**RECORD LIST**
.....
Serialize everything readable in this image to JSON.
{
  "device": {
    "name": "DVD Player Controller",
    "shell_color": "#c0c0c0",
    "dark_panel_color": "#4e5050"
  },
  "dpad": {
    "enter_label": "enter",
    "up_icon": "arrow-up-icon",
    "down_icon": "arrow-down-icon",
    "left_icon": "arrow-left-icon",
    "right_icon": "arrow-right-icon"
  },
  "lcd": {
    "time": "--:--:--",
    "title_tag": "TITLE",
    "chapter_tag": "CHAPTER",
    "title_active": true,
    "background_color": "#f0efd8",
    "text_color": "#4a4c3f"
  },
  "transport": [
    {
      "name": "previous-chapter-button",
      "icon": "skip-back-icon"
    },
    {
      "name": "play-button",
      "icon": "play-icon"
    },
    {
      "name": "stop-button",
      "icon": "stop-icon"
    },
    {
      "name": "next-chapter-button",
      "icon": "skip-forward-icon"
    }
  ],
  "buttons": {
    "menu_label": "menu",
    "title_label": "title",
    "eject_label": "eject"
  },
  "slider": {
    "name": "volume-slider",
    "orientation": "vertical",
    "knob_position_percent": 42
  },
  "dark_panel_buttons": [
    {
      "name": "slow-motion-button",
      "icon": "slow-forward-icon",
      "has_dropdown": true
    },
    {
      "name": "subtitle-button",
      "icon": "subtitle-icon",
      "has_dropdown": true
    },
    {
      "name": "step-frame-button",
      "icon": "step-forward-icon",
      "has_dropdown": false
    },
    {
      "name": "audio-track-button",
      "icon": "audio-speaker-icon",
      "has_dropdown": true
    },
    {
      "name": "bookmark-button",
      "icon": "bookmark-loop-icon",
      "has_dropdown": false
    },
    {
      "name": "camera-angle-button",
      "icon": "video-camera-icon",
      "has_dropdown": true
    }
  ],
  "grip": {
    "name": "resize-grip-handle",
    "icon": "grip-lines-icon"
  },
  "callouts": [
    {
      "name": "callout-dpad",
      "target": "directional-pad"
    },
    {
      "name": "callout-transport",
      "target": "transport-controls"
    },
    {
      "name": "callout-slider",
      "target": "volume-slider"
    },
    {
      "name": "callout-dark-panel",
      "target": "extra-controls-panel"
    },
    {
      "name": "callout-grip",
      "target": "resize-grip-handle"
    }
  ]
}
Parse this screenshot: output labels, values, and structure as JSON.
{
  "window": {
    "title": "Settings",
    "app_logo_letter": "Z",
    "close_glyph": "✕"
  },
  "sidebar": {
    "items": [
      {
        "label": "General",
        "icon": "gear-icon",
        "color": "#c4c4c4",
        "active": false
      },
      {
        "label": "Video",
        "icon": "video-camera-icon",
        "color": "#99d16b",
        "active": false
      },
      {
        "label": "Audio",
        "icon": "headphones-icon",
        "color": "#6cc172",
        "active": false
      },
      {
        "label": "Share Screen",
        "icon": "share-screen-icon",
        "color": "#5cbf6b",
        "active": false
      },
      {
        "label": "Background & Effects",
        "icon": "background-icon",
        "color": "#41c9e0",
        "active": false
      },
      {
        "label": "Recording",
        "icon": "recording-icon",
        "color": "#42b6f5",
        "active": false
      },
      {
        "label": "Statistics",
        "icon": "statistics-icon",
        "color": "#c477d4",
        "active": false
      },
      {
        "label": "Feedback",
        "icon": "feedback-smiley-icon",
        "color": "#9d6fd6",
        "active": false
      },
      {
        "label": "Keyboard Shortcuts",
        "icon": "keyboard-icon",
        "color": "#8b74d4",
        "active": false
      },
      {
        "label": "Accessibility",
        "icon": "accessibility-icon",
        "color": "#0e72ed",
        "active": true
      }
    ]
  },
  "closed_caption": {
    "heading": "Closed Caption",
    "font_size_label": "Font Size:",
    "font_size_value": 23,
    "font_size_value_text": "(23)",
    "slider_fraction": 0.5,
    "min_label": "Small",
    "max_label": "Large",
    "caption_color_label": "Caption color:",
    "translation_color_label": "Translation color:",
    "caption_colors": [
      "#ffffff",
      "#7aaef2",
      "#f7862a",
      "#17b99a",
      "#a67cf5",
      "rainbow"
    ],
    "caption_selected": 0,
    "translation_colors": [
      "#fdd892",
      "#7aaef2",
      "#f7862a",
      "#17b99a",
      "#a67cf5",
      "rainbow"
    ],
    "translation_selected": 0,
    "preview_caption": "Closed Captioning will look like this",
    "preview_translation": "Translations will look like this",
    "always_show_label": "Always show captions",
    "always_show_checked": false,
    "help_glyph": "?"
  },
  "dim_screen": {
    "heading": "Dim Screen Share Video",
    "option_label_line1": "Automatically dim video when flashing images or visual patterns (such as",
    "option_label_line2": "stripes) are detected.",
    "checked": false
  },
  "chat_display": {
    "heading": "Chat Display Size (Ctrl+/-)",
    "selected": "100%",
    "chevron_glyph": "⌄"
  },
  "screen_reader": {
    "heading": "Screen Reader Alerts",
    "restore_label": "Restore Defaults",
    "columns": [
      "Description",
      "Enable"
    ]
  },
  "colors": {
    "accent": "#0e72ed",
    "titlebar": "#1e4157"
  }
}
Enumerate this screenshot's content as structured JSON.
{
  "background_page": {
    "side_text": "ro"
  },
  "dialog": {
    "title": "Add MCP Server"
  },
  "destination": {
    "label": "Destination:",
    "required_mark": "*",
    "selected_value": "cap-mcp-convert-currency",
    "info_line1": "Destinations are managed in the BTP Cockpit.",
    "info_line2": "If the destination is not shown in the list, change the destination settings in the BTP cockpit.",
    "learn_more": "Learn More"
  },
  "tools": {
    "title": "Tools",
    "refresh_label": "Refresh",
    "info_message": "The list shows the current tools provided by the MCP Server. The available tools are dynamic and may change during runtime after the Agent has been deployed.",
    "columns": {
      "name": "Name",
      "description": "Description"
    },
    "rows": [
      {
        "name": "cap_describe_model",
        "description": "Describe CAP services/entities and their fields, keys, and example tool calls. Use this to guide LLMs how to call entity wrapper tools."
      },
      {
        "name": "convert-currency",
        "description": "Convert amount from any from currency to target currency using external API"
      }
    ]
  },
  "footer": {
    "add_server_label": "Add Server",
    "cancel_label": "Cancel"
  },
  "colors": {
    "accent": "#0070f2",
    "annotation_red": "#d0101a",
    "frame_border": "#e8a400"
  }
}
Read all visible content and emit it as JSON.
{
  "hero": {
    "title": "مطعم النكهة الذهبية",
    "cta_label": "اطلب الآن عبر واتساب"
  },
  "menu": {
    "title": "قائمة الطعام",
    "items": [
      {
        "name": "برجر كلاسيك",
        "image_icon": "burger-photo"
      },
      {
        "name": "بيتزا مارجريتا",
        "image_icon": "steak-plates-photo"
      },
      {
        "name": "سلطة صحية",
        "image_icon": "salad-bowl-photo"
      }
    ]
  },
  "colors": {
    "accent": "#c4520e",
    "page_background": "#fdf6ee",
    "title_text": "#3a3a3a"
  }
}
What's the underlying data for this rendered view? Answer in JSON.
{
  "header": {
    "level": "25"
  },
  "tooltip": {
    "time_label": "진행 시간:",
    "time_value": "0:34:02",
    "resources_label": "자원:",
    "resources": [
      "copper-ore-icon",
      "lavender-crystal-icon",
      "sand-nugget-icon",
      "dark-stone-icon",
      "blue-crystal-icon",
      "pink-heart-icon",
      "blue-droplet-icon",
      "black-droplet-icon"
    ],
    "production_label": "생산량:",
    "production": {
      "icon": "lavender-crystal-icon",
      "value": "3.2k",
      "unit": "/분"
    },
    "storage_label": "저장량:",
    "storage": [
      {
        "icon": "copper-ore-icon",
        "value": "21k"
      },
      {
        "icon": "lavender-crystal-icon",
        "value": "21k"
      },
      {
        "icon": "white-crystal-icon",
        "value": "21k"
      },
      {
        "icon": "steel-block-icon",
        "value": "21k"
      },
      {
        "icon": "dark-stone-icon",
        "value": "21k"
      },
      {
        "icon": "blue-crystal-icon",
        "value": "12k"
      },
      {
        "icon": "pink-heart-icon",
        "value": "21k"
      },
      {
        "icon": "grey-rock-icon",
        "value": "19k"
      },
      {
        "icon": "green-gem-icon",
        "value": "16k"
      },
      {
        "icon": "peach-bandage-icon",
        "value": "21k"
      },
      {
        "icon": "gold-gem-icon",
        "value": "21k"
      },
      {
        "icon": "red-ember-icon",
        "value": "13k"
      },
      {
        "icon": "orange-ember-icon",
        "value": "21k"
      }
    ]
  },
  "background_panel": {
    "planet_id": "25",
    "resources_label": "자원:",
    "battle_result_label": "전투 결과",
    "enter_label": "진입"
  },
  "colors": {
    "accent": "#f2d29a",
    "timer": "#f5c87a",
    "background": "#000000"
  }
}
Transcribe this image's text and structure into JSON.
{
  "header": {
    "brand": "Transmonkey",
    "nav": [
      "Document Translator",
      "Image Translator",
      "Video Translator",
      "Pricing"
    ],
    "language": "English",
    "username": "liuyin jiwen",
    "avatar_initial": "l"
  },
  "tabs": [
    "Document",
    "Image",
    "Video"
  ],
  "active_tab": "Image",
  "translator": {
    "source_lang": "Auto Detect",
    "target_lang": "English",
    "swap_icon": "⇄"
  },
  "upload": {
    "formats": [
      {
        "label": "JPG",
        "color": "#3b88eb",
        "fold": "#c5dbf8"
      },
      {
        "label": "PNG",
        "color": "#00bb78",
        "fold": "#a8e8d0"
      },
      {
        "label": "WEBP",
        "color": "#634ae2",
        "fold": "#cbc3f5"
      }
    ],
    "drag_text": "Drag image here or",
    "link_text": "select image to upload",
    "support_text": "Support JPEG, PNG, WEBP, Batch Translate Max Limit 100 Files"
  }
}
.....
**SHORT TASK**
Collect the lines that hold "this".

**THE SOLUTION**
Serialize everything readable in this image to JSON.
Parse this screenshot: output labels, values, and structure as JSON.
    "preview_caption": "Closed Captioning will look like this",
    "preview_translation": "Translations will look like this",
Enumerate this screenshot's content as structured JSON.
        "description": "Describe CAP services/entities and their fields, keys, and example tool calls. Use this to guide LLMs how to call entity wrapper tools."
What's the underlying data for this rendered view? Answer in JSON.
Transcribe this image's text and structure into JSON.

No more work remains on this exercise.